What is needed: How many lines in the records below hold the string "this"? Answer with the number alone.

Provided data:
╔══

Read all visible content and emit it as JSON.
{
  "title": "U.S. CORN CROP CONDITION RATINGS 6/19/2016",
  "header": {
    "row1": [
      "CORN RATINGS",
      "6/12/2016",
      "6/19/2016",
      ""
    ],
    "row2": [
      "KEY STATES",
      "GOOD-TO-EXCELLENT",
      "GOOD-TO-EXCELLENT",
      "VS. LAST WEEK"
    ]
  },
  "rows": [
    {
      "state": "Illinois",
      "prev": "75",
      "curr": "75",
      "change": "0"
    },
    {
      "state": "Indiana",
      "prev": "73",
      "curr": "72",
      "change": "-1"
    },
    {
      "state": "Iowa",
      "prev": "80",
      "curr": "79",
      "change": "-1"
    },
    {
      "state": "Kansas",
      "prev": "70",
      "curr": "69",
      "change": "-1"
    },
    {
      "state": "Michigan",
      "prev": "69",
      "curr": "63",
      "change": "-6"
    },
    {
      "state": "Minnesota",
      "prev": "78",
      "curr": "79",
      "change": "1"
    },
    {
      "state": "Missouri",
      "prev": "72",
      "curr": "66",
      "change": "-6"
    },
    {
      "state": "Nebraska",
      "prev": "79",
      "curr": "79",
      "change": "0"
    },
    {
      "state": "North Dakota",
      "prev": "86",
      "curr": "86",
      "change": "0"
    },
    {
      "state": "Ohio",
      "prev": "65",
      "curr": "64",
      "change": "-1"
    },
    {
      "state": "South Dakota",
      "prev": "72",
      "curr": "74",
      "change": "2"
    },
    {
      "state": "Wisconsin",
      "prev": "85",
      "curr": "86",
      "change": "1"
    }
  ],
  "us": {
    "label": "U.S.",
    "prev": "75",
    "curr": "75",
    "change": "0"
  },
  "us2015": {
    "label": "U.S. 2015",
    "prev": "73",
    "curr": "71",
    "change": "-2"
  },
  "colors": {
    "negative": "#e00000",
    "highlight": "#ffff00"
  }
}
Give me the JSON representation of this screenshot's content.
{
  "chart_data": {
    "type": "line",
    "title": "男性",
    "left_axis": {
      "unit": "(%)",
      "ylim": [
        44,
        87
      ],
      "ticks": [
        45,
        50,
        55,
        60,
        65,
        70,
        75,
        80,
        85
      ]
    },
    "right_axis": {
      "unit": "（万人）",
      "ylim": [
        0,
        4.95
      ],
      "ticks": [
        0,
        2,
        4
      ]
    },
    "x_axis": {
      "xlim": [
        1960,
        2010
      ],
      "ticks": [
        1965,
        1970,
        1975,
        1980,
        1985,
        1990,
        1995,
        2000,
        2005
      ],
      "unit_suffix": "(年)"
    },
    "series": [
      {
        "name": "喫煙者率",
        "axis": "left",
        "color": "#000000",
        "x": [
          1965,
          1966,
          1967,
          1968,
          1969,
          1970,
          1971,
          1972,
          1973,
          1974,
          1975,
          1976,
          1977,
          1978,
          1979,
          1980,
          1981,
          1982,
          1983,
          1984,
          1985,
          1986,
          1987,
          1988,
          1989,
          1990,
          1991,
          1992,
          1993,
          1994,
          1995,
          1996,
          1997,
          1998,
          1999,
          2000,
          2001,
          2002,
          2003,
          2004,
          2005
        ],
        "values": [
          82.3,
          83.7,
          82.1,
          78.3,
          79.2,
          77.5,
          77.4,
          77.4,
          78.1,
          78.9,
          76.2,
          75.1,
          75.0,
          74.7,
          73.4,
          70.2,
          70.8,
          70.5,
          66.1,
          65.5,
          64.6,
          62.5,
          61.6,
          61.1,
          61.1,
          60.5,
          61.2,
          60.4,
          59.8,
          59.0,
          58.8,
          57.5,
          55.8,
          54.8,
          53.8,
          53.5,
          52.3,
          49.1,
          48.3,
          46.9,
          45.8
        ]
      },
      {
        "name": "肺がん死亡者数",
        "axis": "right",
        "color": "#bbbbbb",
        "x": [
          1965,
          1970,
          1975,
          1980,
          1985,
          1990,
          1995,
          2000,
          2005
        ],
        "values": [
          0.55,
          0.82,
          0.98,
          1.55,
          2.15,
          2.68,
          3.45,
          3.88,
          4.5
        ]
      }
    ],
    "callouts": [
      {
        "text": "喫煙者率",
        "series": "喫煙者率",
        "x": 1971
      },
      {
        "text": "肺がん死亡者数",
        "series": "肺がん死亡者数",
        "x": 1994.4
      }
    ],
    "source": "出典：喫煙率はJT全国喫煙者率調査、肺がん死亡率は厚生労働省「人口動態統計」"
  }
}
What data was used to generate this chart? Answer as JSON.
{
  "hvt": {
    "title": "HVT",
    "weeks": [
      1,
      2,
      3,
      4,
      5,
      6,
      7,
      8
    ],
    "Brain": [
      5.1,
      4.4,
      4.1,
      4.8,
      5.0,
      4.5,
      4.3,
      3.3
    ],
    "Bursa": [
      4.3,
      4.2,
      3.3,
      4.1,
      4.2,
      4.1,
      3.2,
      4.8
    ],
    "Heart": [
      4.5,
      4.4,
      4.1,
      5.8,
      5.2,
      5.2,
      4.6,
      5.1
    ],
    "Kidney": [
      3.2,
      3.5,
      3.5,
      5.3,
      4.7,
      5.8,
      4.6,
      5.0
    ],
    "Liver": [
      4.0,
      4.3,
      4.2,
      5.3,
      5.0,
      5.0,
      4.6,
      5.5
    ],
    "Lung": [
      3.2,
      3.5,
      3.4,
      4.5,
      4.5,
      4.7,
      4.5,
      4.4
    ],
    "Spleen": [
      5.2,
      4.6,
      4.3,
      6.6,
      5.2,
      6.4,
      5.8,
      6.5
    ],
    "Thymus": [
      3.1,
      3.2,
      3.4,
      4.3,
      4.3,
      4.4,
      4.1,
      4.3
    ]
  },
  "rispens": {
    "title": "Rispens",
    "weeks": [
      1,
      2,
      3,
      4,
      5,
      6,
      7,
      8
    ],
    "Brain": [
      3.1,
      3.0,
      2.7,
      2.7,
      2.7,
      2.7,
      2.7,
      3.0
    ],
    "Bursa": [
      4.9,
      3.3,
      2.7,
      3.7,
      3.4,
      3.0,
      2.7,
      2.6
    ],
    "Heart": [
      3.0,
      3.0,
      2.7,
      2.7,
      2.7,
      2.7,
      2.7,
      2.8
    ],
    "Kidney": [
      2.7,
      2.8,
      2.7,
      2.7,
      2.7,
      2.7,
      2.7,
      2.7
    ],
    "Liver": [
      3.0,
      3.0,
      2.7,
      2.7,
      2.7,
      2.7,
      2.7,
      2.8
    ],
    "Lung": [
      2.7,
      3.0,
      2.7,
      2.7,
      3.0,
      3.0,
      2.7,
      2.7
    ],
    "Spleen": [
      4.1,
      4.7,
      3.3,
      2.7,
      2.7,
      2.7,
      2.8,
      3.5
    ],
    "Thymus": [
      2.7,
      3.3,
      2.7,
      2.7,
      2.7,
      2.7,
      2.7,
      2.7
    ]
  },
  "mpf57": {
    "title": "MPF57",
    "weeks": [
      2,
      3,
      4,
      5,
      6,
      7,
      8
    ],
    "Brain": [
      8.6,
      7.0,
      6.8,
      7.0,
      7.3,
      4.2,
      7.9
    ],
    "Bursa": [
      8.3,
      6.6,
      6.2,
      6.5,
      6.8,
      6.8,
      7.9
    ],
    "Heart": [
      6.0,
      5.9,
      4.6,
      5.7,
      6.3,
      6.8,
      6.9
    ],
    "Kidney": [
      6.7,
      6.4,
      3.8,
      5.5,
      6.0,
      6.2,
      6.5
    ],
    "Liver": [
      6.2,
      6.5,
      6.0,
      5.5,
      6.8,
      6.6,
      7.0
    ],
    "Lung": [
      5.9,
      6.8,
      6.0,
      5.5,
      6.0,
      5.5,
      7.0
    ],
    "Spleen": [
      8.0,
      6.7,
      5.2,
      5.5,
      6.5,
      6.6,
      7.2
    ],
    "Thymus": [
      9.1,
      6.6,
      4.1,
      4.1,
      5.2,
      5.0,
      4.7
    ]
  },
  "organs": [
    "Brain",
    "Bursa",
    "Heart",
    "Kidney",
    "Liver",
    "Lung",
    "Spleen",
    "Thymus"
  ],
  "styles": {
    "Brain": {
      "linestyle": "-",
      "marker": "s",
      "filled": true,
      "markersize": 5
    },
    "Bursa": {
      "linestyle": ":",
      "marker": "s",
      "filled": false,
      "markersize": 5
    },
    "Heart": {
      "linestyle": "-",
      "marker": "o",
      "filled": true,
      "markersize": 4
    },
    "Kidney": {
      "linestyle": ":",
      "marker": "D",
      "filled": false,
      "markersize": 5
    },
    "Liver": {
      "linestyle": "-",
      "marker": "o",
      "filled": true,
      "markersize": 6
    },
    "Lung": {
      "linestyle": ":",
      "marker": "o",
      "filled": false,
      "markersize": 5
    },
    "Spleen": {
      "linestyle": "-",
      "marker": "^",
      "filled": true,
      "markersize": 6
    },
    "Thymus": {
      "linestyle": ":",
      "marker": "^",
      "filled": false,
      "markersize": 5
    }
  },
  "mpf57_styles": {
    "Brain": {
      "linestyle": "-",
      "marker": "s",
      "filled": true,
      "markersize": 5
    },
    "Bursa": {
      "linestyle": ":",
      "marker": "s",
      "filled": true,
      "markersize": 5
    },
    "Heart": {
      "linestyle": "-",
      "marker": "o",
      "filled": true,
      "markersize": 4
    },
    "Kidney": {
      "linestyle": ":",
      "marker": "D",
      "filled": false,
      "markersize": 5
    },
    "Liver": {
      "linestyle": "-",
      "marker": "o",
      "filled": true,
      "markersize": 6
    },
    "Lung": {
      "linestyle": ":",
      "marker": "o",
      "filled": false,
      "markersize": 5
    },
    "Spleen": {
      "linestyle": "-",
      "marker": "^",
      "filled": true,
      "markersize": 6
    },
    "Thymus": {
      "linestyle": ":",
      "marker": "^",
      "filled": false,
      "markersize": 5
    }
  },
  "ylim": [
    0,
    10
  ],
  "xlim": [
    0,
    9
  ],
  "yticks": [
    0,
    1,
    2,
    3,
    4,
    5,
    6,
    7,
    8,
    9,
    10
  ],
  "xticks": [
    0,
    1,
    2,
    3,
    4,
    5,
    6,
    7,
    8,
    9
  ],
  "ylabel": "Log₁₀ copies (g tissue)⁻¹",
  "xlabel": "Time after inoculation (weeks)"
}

╚══

Result of the exercise: 2